## Data supplied
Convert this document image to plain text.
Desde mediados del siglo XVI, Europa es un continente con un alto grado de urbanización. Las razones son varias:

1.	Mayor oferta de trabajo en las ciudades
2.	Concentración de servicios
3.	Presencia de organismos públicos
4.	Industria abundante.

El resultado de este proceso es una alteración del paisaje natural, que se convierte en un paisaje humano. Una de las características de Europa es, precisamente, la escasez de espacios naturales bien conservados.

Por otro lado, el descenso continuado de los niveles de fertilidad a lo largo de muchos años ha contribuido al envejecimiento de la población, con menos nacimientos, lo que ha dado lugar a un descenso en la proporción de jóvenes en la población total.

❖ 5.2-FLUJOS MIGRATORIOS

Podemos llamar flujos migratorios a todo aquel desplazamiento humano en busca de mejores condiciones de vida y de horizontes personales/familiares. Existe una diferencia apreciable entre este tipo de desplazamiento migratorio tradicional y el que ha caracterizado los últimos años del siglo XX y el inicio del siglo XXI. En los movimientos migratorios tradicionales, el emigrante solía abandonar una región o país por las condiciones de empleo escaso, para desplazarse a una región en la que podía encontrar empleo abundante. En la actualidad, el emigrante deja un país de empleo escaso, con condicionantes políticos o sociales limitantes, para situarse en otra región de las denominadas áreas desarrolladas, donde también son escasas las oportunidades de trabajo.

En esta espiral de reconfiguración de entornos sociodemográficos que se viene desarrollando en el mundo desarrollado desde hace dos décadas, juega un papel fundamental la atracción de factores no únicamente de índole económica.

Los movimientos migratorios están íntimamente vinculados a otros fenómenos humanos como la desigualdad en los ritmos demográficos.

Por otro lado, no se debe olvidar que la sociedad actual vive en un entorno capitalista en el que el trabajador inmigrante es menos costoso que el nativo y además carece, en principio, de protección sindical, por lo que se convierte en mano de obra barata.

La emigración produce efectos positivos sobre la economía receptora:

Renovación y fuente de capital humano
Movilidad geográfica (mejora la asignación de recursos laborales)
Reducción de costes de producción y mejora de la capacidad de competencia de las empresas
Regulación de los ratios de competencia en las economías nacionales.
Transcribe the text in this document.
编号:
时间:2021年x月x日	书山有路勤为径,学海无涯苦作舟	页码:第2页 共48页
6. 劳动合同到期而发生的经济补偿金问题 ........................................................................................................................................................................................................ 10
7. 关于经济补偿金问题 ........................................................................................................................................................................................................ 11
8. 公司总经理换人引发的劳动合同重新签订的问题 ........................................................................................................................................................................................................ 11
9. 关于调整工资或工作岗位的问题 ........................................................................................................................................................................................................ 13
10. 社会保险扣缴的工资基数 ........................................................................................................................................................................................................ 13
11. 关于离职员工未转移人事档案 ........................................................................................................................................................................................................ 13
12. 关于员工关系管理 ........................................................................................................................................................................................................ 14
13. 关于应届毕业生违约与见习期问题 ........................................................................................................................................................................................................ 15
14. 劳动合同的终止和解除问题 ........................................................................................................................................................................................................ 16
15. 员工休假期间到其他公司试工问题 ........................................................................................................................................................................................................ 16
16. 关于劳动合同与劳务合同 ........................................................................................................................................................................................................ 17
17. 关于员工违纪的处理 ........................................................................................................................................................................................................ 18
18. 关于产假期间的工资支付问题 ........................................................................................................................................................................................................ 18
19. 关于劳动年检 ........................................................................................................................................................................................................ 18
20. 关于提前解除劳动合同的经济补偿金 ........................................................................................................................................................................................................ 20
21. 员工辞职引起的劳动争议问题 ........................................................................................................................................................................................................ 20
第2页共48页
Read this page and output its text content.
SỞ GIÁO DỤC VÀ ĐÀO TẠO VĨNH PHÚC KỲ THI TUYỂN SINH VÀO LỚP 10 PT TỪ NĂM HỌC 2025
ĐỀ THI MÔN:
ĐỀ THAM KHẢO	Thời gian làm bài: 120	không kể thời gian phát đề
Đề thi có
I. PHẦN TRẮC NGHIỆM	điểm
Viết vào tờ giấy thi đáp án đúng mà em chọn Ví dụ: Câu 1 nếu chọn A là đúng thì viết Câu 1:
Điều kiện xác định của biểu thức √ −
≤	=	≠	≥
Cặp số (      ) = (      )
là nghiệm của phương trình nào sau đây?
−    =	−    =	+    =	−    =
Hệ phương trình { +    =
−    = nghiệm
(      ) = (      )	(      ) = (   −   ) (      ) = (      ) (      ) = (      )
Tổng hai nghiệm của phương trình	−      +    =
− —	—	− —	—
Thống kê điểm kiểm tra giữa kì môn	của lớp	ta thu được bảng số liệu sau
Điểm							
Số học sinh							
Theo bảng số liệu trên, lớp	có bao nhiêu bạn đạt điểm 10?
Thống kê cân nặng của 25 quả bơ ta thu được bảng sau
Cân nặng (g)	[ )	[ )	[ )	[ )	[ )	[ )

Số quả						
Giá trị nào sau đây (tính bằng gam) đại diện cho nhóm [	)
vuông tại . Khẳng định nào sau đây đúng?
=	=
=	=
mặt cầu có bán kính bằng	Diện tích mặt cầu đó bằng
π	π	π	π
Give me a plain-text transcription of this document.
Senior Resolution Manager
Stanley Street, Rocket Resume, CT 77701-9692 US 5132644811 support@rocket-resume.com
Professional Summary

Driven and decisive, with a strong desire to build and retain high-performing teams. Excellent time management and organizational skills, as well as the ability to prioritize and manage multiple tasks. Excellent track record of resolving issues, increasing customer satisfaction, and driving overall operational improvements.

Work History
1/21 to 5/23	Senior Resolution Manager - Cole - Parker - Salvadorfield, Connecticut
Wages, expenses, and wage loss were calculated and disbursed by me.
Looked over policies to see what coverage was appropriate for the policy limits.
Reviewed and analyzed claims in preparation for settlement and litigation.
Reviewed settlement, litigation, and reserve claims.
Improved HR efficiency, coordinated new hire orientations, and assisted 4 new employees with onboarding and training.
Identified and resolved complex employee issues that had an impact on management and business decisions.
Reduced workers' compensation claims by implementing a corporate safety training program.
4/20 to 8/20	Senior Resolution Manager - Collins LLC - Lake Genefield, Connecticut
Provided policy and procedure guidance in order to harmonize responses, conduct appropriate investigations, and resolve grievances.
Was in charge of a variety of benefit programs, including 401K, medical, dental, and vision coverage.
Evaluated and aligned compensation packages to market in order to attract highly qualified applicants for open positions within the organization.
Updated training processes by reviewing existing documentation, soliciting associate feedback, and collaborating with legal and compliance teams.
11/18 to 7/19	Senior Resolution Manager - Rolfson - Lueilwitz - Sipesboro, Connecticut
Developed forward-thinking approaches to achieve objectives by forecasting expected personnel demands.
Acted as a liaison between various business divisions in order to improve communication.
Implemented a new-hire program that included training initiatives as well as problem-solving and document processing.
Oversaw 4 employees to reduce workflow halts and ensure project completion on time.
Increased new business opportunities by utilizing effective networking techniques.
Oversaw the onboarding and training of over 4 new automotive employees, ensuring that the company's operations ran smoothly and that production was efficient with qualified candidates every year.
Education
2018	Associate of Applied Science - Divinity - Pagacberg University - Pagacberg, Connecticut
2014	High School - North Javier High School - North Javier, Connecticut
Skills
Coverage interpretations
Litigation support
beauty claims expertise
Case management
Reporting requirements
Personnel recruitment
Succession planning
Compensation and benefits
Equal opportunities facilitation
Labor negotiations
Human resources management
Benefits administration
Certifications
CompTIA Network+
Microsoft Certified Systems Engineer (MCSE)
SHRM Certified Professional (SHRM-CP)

## Task goal
Select and copy each line from the data that includes the word "settlement".

## Task result
Reviewed and analyzed claims in preparation for settlement and litigation.
Reviewed settlement, litigation, and reserve claims.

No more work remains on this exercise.